Source records:
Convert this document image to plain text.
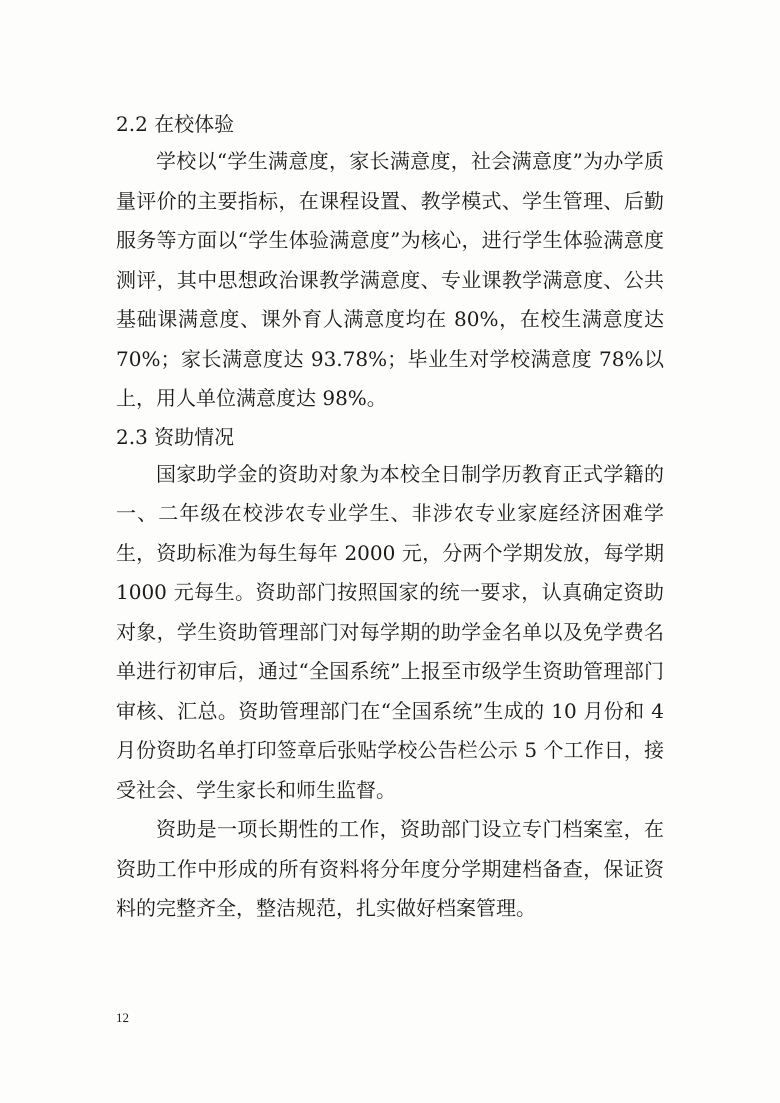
2.2 在校体验

学校以“学生满意度，家长满意度，社会满意度”为办学质量评价的主要指标，在课程设置、教学模式、学生管理、后勤服务等方面以“学生体验满意度”为核心，进行学生体验满意度测评，其中思想政治课教学满意度、专业课教学满意度、公共基础课满意度、课外育人满意度均在 80%，在校生满意度达 70%；家长满意度达 93.78%；毕业生对学校满意度 78%以上，用人单位满意度达 98%。

2.3 资助情况

国家助学金的资助对象为本校全日制学历教育正式学籍的一、二年级在校涉农专业学生、非涉农专业家庭经济困难学生，资助标准为每生每年 2000 元，分两个学期发放，每学期 1000 元每生。资助部门按照国家的统一要求，认真确定资助对象，学生资助管理部门对每学期的助学金名单以及免学费名单进行初审后，通过“全国系统”上报至市级学生资助管理部门审核、汇总。资助管理部门在“全国系统”生成的 10 月份和 4 月份资助名单打印签章后张贴学校公告栏公示 5 个工作日，接受社会、学生家长和师生监督。

资助是一项长期性的工作，资助部门设立专门档案室，在资助工作中形成的所有资料将分年度分学期建档备查，保证资料的完整齐全，整洁规范，扎实做好档案管理。

12
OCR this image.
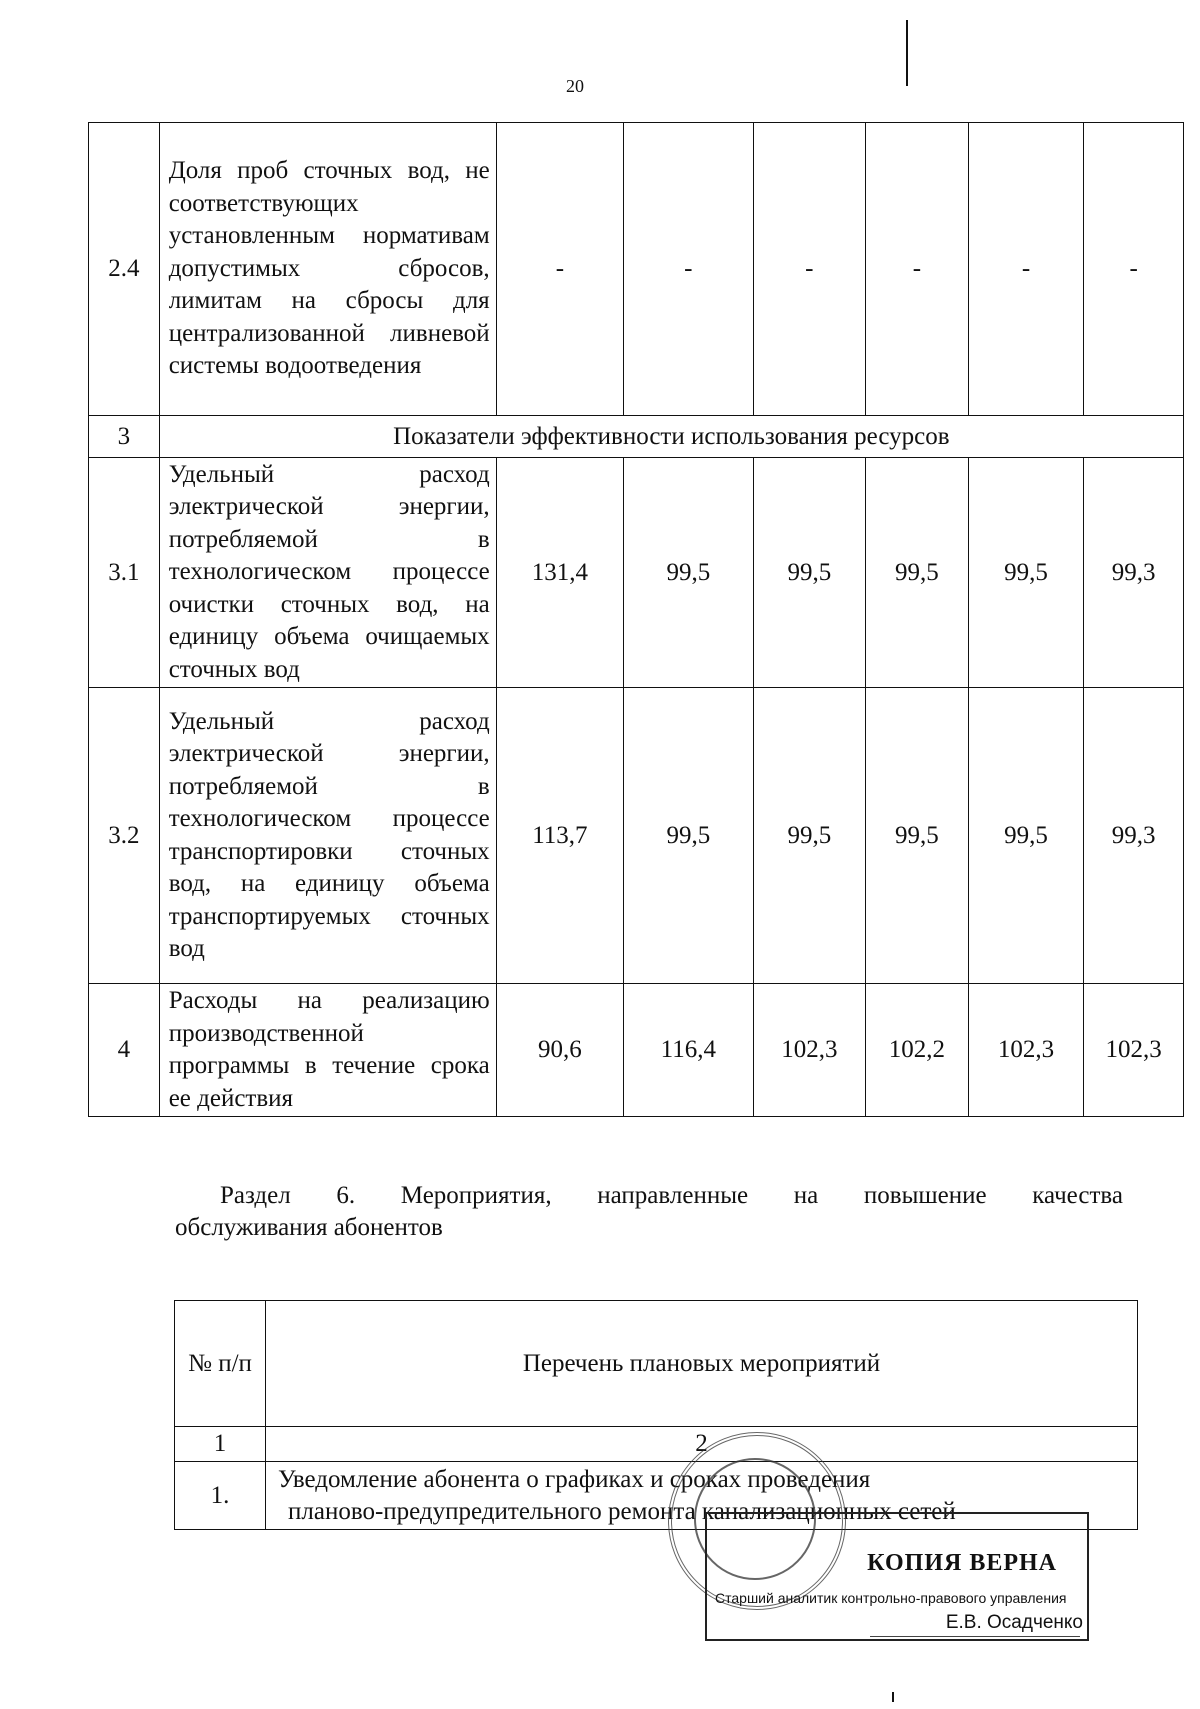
20
2.4	Доля проб сточных вод, не соответствующих установленным нормативам допустимых сбросов, лимитам на сбросы для централизованной ливневой системы водоотведения	-	-	-	-	-	-
3	Показатели эффективности использования ресурсов						
3.1	Удельный расход электрической энергии, потребляемой в технологическом процессе очистки сточных вод, на единицу объема очищаемых сточных вод	131,4	99,5	99,5	99,5	99,5	99,3
3.2	Удельный расход электрической энергии, потребляемой в технологическом процессе транспортировки сточных вод, на единицу объема транспортируемых сточных вод	113,7	99,5	99,5	99,5	99,5	99,3
4	Расходы на реализацию производственной программы в течение срока ее действия	90,6	116,4	102,3	102,2	102,3	102,3
Раздел 6. Мероприятия, направленные на повышение качества
обслуживания абонентов
№ п/п	Перечень плановых мероприятий
1	2
1.	Уведомление абонента о графиках и сроках проведения
планово-предупредительного ремонта канализационных сетей
КОПИЯ ВЕРНА
Старший аналитик контрольно-правового управления
Е.В. Осадченко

### Your goal
What do the lines above say from the line containing "OCR this image." through the last line? Quote them exactly, both ends included, and leave out the pictures.

### Result for this exercise
OCR this image.
20
2.4	Доля проб сточных вод, не соответствующих установленным нормативам допустимых сбросов, лимитам на сбросы для централизованной ливневой системы водоотведения	-	-	-	-	-	-
3	Показатели эффективности использования ресурсов						
3.1	Удельный расход электрической энергии, потребляемой в технологическом процессе очистки сточных вод, на единицу объема очищаемых сточных вод	131,4	99,5	99,5	99,5	99,5	99,3
3.2	Удельный расход электрической энергии, потребляемой в технологическом процессе транспортировки сточных вод, на единицу объема транспортируемых сточных вод	113,7	99,5	99,5	99,5	99,5	99,3
4	Расходы на реализацию производственной программы в течение срока ее действия	90,6	116,4	102,3	102,2	102,3	102,3
Раздел 6. Мероприятия, направленные на повышение качества
обслуживания абонентов
№ п/п	Перечень плановых мероприятий
1	2
1.	Уведомление абонента о графиках и сроках проведения
планово-предупредительного ремонта канализационных сетей
КОПИЯ ВЕРНА
Старший аналитик контрольно-правового управления
Е.В. Осадченко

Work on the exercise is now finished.